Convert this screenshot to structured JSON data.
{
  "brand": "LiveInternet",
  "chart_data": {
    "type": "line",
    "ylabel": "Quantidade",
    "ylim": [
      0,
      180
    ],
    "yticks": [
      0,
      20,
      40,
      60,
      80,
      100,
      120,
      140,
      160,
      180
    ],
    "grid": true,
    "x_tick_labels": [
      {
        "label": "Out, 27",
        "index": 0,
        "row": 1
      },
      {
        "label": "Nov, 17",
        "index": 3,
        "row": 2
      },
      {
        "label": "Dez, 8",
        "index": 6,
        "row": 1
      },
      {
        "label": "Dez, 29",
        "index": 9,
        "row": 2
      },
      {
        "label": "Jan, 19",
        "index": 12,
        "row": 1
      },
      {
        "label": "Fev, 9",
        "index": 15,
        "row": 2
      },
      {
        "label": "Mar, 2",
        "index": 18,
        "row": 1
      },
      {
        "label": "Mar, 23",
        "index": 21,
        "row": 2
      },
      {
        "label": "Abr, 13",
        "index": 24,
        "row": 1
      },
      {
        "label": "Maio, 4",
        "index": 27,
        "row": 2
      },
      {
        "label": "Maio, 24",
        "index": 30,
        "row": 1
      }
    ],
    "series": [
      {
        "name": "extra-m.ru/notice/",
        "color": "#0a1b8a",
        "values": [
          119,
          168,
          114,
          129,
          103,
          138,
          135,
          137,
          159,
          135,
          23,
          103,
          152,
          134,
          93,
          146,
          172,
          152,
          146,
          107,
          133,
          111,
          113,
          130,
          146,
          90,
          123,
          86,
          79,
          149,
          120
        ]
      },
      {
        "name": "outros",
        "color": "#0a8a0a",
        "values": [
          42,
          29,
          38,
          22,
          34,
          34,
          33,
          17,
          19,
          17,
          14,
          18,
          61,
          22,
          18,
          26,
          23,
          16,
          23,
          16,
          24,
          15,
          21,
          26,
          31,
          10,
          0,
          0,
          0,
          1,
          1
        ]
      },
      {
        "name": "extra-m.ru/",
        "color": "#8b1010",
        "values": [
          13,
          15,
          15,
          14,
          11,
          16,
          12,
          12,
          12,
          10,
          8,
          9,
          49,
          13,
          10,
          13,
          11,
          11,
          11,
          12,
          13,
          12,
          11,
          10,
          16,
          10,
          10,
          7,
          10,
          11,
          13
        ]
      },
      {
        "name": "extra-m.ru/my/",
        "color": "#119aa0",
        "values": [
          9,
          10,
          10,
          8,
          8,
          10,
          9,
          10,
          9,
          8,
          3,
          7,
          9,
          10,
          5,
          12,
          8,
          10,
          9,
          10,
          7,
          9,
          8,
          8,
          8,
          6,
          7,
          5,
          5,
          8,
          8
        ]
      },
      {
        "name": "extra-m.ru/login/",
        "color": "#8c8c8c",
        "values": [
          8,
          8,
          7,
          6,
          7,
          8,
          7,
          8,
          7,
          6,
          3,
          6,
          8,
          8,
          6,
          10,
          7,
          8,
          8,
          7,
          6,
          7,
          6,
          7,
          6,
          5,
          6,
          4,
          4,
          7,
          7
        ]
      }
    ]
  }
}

§ §

Scan the records above for the string "index", then select every line that holds it.

#### [THE RESPONSE]
        "index": 0,
        "index": 3,
        "index": 6,
        "index": 9,
        "index": 12,
        "index": 15,
        "index": 18,
        "index": 21,
        "index": 24,
        "index": 27,
        "index": 30,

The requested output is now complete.